start

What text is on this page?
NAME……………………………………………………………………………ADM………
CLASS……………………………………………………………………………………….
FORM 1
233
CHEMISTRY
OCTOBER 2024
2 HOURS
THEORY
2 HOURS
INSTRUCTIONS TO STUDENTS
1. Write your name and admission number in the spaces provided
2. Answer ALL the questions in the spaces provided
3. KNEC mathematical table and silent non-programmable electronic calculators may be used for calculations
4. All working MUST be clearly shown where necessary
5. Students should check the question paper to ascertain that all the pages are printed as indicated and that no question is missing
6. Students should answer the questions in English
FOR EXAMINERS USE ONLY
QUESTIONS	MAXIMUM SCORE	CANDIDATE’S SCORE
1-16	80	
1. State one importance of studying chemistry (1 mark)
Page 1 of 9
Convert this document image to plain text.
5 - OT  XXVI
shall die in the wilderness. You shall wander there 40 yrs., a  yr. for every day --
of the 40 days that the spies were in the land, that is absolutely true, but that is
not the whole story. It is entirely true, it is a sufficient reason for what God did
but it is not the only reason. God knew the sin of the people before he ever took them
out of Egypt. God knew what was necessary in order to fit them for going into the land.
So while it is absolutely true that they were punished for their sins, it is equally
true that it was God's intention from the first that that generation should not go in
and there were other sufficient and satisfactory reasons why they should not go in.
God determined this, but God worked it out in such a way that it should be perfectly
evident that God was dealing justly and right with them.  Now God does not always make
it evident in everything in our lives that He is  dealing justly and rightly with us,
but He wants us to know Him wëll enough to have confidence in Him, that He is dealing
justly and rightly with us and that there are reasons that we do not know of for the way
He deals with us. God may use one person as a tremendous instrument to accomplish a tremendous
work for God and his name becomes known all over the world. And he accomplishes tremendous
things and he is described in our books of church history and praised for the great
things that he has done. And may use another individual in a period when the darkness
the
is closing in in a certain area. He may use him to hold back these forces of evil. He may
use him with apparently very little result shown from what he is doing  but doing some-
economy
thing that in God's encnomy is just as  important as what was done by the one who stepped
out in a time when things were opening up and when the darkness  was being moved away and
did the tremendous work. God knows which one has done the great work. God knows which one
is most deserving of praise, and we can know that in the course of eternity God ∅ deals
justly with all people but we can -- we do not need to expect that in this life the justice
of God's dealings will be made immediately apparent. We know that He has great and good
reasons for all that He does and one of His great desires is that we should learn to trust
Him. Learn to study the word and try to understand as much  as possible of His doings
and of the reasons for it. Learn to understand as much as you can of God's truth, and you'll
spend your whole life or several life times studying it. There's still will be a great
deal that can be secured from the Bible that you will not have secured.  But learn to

end

**AIM OF THE TASK:**
All the entries above need to be reproduced exactly.

**THE RESULT:**
What text is on this page?
NAME……………………………………………………………………………ADM………
CLASS……………………………………………………………………………………….
FORM 1
233
CHEMISTRY
OCTOBER 2024
2 HOURS
THEORY
2 HOURS
INSTRUCTIONS TO STUDENTS
1. Write your name and admission number in the spaces provided
2. Answer ALL the questions in the spaces provided
3. KNEC mathematical table and silent non-programmable electronic calculators may be used for calculations
4. All working MUST be clearly shown where necessary
5. Students should check the question paper to ascertain that all the pages are printed as indicated and that no question is missing
6. Students should answer the questions in English
FOR EXAMINERS USE ONLY
QUESTIONS	MAXIMUM SCORE	CANDIDATE’S SCORE
1-16	80	
1. State one importance of studying chemistry (1 mark)
Page 1 of 9
Convert this document image to plain text.
5 - OT  XXVI
shall die in the wilderness. You shall wander there 40 yrs., a  yr. for every day --
of the 40 days that the spies were in the land, that is absolutely true, but that is
not the whole story. It is entirely true, it is a sufficient reason for what God did
but it is not the only reason. God knew the sin of the people before he ever took them
out of Egypt. God knew what was necessary in order to fit them for going into the land.
So while it is absolutely true that they were punished for their sins, it is equally
true that it was God's intention from the first that that generation should not go in
and there were other sufficient and satisfactory reasons why they should not go in.
God determined this, but God worked it out in such a way that it should be perfectly
evident that God was dealing justly and right with them.  Now God does not always make
it evident in everything in our lives that He is  dealing justly and rightly with us,
but He wants us to know Him wëll enough to have confidence in Him, that He is dealing
justly and rightly with us and that there are reasons that we do not know of for the way
He deals with us. God may use one person as a tremendous instrument to accomplish a tremendous
work for God and his name becomes known all over the world. And he accomplishes tremendous
things and he is described in our books of church history and praised for the great
things that he has done. And may use another individual in a period when the darkness
the
is closing in in a certain area. He may use him to hold back these forces of evil. He may
use him with apparently very little result shown from what he is doing  but doing some-
economy
thing that in God's encnomy is just as  important as what was done by the one who stepped
out in a time when things were opening up and when the darkness  was being moved away and
did the tremendous work. God knows which one has done the great work. God knows which one
is most deserving of praise, and we can know that in the course of eternity God ∅ deals
justly with all people but we can -- we do not need to expect that in this life the justice
of God's dealings will be made immediately apparent. We know that He has great and good
reasons for all that He does and one of His great desires is that we should learn to trust
Him. Learn to study the word and try to understand as much  as possible of His doings
and of the reasons for it. Learn to understand as much as you can of God's truth, and you'll
spend your whole life or several life times studying it. There's still will be a great
deal that can be secured from the Bible that you will not have secured.  But learn to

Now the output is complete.